** TASK TO CARRY OUT **
Below are some records. Pull every line that contains the word "left".

** RECORDS SHOWN **

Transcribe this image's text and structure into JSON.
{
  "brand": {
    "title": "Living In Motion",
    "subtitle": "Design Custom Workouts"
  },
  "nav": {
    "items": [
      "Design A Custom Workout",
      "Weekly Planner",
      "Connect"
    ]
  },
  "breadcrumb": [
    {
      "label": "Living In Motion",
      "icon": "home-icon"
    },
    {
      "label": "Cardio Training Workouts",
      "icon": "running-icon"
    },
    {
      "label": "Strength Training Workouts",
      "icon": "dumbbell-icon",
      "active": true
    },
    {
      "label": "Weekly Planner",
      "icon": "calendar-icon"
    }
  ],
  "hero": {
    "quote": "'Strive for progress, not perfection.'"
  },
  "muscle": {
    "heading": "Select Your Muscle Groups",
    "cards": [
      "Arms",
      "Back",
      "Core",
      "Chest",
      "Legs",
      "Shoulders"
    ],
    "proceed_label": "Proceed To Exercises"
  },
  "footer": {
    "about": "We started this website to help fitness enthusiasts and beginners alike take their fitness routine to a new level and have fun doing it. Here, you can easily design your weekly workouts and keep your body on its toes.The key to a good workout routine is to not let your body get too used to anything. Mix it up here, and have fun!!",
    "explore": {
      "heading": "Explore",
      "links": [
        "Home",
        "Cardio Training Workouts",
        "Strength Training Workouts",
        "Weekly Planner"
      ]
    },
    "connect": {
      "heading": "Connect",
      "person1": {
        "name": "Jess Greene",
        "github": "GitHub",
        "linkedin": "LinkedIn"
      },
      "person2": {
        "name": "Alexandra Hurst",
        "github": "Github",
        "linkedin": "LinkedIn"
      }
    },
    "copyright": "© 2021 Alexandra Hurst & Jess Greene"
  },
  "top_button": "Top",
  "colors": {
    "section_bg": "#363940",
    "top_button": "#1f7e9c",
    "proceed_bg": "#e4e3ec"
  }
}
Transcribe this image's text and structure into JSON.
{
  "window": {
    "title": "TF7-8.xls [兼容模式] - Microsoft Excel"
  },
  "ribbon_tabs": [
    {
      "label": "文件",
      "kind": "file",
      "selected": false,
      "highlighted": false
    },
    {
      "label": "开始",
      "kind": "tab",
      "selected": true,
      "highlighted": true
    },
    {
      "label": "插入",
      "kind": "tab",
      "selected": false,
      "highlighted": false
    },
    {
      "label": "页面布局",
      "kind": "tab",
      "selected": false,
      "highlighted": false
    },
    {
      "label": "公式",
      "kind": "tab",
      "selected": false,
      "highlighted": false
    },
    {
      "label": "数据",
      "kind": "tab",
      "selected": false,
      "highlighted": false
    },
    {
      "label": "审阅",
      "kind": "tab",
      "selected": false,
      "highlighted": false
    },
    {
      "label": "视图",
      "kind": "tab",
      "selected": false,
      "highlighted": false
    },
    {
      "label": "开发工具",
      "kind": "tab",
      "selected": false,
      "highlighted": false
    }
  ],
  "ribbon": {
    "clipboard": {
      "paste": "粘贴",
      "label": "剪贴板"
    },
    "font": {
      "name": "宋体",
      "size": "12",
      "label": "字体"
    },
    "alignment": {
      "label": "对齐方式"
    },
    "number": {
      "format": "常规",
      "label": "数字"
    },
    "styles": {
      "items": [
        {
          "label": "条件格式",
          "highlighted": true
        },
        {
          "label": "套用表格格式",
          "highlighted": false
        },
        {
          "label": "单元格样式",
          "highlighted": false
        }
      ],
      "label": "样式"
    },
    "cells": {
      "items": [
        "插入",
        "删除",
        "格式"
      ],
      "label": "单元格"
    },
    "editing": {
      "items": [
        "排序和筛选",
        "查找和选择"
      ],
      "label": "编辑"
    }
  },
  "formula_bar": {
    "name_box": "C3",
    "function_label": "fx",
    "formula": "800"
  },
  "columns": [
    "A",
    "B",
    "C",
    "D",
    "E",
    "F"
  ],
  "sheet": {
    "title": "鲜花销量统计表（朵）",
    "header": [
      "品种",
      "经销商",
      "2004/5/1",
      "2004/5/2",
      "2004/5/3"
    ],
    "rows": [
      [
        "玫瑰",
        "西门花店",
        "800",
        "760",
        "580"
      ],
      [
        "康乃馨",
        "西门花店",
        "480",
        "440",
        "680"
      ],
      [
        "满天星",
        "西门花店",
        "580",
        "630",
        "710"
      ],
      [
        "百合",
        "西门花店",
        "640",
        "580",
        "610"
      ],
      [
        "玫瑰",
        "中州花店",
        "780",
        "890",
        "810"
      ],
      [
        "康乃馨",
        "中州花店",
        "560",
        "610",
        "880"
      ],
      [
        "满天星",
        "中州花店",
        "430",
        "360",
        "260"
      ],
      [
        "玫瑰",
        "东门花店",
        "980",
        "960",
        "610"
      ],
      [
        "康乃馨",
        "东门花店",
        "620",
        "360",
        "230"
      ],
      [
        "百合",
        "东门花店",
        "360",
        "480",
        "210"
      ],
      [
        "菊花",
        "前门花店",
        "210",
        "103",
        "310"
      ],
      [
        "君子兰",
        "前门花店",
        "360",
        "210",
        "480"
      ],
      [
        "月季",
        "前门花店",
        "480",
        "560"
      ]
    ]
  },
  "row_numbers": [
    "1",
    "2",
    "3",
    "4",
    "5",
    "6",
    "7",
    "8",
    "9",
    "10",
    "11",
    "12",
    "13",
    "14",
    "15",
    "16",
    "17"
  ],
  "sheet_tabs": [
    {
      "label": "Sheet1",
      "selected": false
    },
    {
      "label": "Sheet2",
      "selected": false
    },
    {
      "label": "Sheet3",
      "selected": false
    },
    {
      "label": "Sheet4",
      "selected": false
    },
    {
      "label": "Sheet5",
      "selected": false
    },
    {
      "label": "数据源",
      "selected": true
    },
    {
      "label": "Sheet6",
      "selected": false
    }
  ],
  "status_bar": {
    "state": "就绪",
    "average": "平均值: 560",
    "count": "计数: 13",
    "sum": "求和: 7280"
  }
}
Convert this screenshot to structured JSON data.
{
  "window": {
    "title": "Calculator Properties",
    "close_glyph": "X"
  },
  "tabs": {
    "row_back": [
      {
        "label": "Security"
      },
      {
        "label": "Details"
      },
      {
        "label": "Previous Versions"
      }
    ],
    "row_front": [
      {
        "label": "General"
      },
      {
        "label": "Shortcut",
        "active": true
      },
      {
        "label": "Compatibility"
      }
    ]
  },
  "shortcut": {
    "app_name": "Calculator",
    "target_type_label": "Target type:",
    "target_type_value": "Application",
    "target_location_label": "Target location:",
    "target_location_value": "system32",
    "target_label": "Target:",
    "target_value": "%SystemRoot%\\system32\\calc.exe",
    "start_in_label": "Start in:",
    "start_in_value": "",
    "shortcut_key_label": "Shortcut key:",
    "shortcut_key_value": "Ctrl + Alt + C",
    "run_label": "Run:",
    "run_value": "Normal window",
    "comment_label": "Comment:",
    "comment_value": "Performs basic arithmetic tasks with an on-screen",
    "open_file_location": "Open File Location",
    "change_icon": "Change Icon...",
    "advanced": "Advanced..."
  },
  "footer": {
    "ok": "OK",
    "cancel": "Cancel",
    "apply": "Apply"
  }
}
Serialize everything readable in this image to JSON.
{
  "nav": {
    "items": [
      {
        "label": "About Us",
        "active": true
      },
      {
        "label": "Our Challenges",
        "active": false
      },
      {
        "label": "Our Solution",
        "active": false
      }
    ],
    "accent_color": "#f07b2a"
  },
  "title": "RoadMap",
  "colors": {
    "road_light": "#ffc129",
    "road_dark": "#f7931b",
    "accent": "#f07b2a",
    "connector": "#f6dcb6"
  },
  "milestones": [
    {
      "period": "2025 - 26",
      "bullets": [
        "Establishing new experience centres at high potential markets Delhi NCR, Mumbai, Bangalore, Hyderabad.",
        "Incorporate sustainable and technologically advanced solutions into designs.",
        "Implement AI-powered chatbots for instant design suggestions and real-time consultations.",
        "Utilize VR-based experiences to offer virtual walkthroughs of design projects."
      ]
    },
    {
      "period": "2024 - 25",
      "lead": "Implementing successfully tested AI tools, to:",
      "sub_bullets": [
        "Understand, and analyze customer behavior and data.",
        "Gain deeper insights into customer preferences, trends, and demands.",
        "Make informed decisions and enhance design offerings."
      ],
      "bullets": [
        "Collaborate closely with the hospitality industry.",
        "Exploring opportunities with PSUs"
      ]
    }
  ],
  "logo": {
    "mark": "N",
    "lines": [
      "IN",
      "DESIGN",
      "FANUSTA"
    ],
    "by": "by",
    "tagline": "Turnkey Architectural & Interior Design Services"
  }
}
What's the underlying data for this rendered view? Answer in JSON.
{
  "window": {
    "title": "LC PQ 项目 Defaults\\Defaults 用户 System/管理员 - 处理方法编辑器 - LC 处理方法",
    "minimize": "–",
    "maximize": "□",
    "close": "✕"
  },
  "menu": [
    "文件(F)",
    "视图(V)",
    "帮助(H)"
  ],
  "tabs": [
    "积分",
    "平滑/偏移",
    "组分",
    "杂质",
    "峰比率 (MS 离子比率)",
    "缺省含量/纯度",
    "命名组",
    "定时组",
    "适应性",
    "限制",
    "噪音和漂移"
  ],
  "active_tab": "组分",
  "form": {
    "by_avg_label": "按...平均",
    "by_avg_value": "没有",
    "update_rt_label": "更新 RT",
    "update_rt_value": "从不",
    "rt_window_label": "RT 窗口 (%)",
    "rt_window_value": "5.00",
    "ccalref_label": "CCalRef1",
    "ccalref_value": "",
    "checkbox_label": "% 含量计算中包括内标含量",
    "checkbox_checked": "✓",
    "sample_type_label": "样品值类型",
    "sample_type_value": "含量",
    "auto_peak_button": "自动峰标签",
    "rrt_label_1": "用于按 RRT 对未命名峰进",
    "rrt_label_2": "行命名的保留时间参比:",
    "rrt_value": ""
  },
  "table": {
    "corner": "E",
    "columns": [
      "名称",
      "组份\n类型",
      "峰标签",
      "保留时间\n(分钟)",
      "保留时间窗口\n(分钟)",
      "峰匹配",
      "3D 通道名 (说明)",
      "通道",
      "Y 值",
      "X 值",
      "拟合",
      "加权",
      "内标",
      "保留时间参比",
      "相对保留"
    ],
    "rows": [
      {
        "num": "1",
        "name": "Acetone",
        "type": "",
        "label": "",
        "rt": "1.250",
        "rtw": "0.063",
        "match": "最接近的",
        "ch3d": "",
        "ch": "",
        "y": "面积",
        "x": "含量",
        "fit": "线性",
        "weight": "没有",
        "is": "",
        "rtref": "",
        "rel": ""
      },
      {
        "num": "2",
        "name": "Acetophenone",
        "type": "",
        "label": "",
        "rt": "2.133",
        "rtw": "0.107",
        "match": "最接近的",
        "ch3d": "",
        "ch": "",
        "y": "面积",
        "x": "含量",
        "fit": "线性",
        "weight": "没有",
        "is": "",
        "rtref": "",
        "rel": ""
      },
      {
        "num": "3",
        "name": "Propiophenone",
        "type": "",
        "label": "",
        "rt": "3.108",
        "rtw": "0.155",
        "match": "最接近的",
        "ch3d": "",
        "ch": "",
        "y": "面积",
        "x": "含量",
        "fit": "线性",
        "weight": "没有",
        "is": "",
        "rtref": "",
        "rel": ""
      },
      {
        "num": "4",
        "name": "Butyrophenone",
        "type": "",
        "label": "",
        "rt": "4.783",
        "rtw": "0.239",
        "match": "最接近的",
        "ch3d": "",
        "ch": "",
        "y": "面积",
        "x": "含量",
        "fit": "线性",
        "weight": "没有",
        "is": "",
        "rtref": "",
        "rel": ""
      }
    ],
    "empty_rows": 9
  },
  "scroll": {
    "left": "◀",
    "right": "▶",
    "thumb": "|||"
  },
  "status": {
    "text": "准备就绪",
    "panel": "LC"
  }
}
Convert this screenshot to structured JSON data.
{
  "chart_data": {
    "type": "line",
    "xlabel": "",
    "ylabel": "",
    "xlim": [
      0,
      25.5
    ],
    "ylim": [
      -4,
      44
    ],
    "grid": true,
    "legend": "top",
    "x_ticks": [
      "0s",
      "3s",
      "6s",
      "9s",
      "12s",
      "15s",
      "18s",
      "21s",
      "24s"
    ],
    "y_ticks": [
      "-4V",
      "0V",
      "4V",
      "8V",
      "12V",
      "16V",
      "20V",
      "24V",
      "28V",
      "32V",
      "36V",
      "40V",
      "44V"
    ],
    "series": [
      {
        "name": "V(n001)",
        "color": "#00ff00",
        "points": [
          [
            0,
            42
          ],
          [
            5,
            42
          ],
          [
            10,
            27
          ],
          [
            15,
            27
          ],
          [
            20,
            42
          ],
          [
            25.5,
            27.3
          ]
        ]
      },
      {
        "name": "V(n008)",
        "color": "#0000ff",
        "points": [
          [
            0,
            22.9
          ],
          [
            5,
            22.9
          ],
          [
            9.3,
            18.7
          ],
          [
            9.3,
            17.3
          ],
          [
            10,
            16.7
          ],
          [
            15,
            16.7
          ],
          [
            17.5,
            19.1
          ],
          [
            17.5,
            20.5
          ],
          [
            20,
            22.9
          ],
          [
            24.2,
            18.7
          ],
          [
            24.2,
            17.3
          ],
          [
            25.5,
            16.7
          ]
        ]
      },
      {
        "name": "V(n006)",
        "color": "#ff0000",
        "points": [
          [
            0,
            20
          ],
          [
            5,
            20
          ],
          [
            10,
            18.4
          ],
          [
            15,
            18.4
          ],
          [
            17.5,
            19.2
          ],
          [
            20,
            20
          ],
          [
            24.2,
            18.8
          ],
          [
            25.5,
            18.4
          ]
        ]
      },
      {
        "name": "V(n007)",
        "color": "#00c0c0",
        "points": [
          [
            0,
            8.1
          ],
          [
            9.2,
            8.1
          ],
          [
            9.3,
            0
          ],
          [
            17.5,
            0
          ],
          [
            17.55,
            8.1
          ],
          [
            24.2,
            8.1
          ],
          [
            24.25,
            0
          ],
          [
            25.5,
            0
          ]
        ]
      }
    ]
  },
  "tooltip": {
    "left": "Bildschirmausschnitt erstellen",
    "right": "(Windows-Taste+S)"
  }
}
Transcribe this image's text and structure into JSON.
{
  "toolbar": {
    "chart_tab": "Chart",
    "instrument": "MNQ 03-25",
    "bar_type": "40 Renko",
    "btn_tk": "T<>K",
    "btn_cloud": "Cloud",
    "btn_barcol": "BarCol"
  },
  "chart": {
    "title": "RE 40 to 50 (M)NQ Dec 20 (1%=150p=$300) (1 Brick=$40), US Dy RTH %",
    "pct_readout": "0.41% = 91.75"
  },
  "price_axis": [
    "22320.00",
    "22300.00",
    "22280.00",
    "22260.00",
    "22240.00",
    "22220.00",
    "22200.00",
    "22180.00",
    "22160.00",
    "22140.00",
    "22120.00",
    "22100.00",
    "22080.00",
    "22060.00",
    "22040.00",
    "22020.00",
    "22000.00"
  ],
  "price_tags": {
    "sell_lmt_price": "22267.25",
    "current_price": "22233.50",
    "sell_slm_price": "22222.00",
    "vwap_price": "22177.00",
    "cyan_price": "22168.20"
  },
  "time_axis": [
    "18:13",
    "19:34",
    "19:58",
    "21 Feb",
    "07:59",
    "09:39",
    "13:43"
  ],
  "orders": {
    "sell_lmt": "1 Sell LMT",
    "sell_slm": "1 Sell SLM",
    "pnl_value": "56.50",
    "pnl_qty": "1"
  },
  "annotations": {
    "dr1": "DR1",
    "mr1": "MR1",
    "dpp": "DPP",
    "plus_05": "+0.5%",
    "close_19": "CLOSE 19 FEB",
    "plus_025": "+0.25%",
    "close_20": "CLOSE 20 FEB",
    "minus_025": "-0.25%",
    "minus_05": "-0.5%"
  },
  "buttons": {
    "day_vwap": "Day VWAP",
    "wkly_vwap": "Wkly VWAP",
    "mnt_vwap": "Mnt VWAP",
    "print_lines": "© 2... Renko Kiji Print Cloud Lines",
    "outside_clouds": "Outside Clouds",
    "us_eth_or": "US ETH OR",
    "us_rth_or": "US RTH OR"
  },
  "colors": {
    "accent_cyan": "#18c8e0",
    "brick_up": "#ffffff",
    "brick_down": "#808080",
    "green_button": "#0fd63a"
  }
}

** OUTPUT BELOW **
    "left": "◀",
    "left": "Bildschirmausschnitt erstellen",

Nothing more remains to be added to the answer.